- [STORED DATA]

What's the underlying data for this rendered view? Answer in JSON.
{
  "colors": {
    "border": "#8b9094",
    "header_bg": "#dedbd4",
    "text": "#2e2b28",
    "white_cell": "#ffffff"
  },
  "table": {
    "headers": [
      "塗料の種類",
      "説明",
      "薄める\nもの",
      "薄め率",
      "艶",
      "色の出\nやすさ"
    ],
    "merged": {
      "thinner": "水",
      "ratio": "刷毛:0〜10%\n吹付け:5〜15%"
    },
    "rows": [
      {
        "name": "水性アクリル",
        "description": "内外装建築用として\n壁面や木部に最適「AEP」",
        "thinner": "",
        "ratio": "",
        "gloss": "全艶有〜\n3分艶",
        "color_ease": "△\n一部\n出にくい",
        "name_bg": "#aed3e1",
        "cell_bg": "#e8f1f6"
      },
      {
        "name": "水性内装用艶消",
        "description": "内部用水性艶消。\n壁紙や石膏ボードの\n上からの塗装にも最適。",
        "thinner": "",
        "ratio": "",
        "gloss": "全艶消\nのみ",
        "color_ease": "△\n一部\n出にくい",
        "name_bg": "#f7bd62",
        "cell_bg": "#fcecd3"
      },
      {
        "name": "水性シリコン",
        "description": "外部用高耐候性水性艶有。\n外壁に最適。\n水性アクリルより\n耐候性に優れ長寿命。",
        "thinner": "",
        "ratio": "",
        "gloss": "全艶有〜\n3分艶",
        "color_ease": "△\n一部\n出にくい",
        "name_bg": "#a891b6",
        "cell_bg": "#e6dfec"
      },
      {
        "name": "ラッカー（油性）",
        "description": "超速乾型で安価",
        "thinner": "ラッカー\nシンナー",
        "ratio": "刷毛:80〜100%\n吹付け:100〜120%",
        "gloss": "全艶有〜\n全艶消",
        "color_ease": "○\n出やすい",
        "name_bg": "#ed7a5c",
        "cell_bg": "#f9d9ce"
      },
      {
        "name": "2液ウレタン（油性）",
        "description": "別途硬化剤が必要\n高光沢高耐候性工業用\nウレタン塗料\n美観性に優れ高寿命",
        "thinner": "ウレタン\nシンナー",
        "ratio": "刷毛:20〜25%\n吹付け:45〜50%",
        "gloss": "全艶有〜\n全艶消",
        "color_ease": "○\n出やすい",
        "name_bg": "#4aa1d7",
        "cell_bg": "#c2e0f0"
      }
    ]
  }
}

- [TO DO]
Please reproduce each record precisely as written.

- [WRITTEN RESPONSE]
What's the underlying data for this rendered view? Answer in JSON.
{
  "colors": {
    "border": "#8b9094",
    "header_bg": "#dedbd4",
    "text": "#2e2b28",
    "white_cell": "#ffffff"
  },
  "table": {
    "headers": [
      "塗料の種類",
      "説明",
      "薄める\nもの",
      "薄め率",
      "艶",
      "色の出\nやすさ"
    ],
    "merged": {
      "thinner": "水",
      "ratio": "刷毛:0〜10%\n吹付け:5〜15%"
    },
    "rows": [
      {
        "name": "水性アクリル",
        "description": "内外装建築用として\n壁面や木部に最適「AEP」",
        "thinner": "",
        "ratio": "",
        "gloss": "全艶有〜\n3分艶",
        "color_ease": "△\n一部\n出にくい",
        "name_bg": "#aed3e1",
        "cell_bg": "#e8f1f6"
      },
      {
        "name": "水性内装用艶消",
        "description": "内部用水性艶消。\n壁紙や石膏ボードの\n上からの塗装にも最適。",
        "thinner": "",
        "ratio": "",
        "gloss": "全艶消\nのみ",
        "color_ease": "△\n一部\n出にくい",
        "name_bg": "#f7bd62",
        "cell_bg": "#fcecd3"
      },
      {
        "name": "水性シリコン",
        "description": "外部用高耐候性水性艶有。\n外壁に最適。\n水性アクリルより\n耐候性に優れ長寿命。",
        "thinner": "",
        "ratio": "",
        "gloss": "全艶有〜\n3分艶",
        "color_ease": "△\n一部\n出にくい",
        "name_bg": "#a891b6",
        "cell_bg": "#e6dfec"
      },
      {
        "name": "ラッカー（油性）",
        "description": "超速乾型で安価",
        "thinner": "ラッカー\nシンナー",
        "ratio": "刷毛:80〜100%\n吹付け:100〜120%",
        "gloss": "全艶有〜\n全艶消",
        "color_ease": "○\n出やすい",
        "name_bg": "#ed7a5c",
        "cell_bg": "#f9d9ce"
      },
      {
        "name": "2液ウレタン（油性）",
        "description": "別途硬化剤が必要\n高光沢高耐候性工業用\nウレタン塗料\n美観性に優れ高寿命",
        "thinner": "ウレタン\nシンナー",
        "ratio": "刷毛:20〜25%\n吹付け:45〜50%",
        "gloss": "全艶有〜\n全艶消",
        "color_ease": "○\n出やすい",
        "name_bg": "#4aa1d7",
        "cell_bg": "#c2e0f0"
      }
    ]
  }
}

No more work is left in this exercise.